WORK REQUIRED -
Copy out the lines that include the word "time".

EXERCISE MATERIAL -
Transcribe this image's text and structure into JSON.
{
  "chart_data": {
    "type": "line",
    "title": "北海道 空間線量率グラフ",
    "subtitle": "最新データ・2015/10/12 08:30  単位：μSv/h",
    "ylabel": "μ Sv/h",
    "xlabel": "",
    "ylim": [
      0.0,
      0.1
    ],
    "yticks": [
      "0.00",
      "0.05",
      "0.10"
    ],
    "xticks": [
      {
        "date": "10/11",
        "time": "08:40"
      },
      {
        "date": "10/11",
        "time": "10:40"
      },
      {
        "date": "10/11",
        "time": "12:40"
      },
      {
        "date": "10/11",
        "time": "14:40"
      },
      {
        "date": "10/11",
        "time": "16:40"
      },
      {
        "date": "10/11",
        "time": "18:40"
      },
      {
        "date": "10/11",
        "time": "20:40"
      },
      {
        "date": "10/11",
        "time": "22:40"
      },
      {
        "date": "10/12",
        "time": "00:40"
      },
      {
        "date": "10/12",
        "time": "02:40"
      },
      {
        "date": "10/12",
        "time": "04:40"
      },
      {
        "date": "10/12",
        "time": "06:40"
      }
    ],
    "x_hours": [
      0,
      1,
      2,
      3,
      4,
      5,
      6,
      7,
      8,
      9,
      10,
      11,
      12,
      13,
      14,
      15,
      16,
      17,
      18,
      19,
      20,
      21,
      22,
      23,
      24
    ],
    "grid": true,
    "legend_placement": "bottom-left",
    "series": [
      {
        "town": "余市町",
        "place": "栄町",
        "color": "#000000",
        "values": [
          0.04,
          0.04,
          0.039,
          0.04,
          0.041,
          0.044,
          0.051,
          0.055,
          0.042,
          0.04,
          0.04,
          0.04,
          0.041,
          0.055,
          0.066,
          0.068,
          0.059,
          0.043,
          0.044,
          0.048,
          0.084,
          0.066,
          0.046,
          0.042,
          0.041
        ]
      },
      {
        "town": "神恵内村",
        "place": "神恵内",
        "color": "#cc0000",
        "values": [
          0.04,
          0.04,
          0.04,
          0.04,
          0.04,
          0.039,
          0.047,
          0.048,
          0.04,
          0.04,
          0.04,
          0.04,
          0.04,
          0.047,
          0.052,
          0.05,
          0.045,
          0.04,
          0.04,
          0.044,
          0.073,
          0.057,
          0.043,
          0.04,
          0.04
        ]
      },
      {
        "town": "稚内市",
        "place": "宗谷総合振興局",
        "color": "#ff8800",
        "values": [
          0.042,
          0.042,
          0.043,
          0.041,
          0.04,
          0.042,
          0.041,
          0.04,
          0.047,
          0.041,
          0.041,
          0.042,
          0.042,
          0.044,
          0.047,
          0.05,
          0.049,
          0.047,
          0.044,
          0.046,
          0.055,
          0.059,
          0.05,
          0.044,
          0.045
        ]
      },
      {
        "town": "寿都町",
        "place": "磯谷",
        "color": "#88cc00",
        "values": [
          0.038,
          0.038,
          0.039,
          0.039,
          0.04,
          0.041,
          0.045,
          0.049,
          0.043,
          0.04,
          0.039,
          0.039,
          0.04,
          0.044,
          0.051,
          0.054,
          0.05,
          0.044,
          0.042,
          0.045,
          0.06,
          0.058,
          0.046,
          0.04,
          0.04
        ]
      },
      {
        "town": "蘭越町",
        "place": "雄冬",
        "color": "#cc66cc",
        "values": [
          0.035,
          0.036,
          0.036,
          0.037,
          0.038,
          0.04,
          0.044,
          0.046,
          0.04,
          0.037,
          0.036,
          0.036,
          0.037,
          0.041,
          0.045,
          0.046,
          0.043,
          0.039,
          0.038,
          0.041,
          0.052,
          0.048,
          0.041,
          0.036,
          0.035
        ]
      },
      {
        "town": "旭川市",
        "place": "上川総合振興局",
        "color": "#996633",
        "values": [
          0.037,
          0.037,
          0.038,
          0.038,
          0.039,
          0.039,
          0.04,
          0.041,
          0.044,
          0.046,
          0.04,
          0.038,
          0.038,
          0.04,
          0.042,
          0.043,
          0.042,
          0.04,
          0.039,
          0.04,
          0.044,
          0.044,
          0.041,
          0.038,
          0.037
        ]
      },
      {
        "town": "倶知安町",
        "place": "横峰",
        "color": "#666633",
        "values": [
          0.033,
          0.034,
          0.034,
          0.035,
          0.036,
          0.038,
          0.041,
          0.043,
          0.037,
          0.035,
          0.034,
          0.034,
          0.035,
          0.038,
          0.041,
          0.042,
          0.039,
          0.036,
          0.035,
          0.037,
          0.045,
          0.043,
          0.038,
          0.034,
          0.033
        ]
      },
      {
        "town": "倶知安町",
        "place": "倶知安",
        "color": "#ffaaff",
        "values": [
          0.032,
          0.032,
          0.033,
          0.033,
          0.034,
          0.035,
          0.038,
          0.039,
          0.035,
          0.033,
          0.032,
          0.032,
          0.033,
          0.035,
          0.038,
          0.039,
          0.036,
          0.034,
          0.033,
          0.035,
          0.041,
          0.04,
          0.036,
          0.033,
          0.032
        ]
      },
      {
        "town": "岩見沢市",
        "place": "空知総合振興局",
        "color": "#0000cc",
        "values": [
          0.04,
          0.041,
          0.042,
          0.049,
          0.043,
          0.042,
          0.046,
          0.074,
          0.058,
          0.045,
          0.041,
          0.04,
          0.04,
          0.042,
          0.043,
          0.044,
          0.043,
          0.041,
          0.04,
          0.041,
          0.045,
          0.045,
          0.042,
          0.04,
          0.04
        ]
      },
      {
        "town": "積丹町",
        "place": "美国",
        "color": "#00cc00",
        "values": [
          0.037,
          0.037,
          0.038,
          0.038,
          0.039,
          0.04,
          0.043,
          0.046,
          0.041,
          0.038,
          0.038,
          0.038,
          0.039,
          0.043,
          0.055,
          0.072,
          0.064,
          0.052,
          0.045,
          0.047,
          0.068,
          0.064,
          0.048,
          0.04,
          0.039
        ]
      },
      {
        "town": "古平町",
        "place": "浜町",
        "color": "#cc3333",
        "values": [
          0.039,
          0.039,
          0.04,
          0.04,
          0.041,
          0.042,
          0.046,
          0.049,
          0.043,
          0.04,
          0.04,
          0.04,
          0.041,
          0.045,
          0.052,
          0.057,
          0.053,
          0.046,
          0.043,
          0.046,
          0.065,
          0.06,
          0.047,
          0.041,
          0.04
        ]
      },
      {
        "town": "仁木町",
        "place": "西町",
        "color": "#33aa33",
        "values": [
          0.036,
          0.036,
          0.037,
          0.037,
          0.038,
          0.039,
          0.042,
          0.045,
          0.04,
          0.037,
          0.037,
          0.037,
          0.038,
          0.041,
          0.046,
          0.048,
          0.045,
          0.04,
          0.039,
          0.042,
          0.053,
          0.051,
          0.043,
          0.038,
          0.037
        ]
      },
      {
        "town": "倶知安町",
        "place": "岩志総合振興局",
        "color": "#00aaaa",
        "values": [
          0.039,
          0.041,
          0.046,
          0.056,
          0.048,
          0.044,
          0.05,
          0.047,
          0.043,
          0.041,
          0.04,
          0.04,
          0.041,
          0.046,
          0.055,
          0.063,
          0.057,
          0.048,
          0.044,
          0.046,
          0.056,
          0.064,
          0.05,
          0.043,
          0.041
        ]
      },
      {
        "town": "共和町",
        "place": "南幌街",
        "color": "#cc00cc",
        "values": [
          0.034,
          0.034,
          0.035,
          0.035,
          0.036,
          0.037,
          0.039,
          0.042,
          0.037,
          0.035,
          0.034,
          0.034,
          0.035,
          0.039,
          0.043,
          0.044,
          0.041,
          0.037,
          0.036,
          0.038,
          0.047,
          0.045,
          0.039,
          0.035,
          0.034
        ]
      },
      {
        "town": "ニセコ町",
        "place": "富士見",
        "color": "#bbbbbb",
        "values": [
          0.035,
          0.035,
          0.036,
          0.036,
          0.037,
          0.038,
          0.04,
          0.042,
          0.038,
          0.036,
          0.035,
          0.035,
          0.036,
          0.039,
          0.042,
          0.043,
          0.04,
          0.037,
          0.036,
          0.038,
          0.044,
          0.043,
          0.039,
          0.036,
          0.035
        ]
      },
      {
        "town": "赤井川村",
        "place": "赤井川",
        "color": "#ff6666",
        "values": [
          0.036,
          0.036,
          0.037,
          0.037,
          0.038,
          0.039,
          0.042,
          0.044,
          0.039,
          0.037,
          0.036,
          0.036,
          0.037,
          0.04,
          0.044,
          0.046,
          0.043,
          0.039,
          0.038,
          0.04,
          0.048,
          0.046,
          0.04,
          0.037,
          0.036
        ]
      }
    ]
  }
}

RESULT OF THIS EXERCISE -
        "time": "08:40"
        "time": "10:40"
        "time": "12:40"
        "time": "14:40"
        "time": "16:40"
        "time": "18:40"
        "time": "20:40"
        "time": "22:40"
        "time": "00:40"
        "time": "02:40"
        "time": "04:40"
        "time": "06:40"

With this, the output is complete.